**LISTING:**
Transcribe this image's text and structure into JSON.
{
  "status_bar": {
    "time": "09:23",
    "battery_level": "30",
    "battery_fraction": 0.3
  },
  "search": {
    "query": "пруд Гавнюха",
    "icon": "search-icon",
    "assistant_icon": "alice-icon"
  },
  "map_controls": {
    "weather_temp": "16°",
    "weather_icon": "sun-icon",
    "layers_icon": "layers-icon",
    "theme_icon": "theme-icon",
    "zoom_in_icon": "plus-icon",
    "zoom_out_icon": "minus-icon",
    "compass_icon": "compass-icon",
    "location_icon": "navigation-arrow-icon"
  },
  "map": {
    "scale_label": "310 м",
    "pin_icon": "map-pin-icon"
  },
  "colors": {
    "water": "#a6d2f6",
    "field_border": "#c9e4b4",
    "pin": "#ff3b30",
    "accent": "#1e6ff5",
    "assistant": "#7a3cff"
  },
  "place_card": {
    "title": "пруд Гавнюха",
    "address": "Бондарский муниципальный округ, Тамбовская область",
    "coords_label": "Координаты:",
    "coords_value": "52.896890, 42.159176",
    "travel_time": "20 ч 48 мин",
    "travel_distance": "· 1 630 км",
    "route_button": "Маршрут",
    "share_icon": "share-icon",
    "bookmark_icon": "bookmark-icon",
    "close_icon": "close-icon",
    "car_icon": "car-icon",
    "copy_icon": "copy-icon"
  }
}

==

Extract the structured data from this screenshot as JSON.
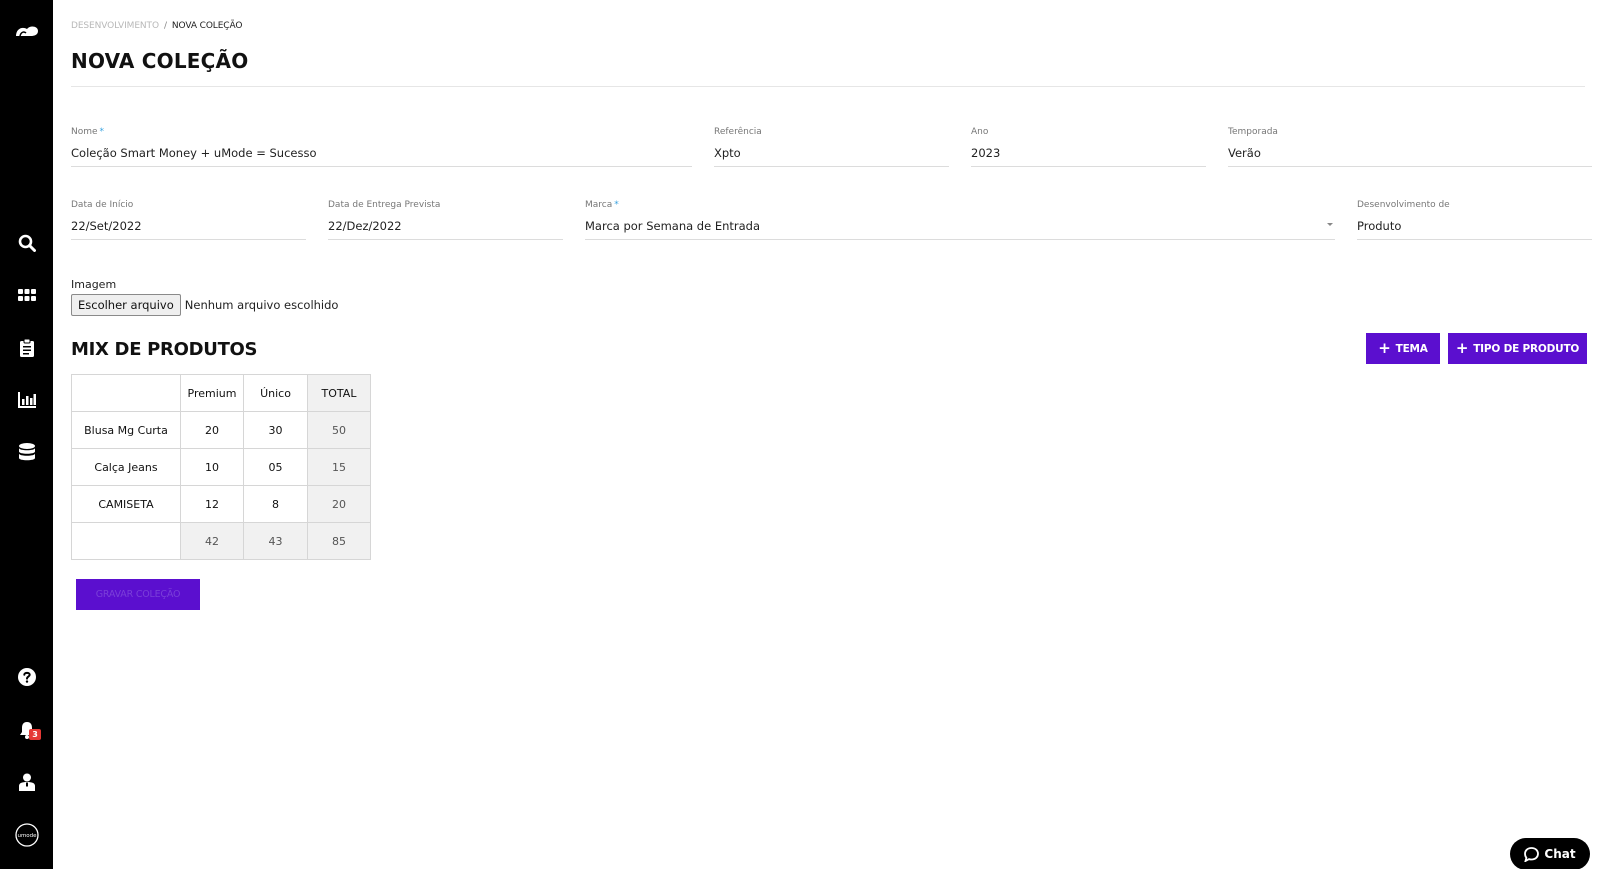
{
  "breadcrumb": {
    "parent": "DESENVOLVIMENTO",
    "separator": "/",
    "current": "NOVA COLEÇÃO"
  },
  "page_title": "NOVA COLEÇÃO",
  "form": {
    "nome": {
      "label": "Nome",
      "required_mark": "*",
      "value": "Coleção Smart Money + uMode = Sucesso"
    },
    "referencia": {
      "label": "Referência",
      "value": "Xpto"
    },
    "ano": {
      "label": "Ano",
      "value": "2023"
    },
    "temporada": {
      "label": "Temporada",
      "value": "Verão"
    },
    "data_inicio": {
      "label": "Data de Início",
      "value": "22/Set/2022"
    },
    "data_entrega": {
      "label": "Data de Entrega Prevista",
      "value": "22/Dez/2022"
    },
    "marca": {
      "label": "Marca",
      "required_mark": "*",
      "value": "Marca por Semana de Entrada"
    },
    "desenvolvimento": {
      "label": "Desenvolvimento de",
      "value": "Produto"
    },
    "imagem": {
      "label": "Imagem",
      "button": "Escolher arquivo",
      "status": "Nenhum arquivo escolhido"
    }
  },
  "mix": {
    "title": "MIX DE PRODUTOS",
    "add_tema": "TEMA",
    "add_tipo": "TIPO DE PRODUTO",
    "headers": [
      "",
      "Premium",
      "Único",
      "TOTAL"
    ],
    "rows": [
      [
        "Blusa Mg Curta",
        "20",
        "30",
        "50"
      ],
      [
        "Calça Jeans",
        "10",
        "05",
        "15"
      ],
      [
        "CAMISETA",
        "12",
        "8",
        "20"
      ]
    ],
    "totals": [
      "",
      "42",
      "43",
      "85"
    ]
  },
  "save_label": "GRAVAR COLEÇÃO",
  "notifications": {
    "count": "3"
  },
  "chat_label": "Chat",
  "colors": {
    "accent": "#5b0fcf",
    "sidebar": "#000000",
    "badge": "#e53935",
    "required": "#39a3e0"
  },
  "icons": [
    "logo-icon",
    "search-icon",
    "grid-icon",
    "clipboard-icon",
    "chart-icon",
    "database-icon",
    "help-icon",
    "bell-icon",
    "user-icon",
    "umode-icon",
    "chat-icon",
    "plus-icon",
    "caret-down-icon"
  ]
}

---

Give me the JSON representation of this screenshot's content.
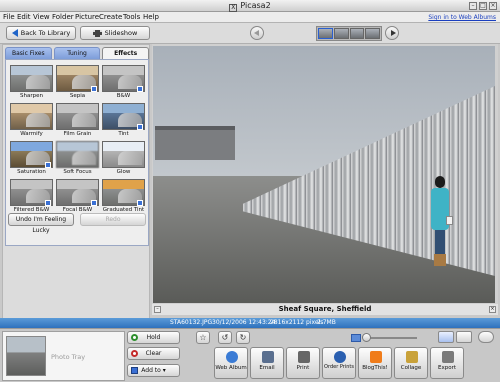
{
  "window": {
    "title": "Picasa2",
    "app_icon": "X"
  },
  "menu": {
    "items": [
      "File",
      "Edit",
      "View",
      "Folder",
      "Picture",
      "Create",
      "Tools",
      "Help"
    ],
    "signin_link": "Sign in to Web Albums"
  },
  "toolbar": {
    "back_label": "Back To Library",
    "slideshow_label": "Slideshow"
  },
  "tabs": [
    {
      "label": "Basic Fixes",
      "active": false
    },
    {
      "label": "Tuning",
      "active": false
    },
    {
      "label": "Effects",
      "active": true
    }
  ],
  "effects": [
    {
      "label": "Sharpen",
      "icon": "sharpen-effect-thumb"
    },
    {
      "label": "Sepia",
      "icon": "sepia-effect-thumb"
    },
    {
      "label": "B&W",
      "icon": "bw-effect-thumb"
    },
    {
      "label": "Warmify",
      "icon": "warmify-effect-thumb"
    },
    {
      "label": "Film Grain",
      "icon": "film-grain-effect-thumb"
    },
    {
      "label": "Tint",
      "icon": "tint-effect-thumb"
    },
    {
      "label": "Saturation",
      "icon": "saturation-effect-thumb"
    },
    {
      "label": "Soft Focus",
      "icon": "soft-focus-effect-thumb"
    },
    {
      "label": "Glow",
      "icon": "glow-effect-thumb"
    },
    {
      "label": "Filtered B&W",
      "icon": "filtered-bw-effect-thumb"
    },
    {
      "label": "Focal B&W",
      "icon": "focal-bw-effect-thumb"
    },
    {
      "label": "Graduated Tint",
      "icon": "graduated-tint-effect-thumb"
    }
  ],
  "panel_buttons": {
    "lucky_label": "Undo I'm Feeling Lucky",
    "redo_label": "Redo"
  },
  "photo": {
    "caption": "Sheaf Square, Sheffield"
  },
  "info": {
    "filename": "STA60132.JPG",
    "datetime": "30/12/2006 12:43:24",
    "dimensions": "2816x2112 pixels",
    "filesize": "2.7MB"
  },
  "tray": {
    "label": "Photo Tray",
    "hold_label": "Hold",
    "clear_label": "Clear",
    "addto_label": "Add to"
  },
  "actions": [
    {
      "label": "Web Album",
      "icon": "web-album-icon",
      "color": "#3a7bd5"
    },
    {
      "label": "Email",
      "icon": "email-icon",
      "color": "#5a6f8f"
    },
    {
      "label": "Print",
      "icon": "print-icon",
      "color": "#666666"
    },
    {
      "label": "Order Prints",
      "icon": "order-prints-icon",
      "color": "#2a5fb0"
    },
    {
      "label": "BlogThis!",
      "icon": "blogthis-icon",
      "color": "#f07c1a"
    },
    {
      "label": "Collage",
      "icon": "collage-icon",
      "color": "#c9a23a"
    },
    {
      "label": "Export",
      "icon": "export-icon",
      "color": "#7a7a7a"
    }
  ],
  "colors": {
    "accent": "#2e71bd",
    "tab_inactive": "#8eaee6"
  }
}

**TASK BRIEF:** Collect each line containing the string "search".

**SOLUTION FOR THIS PROBLEM:**
  "search": {
    "icon": "search-icon",
    "search-icon",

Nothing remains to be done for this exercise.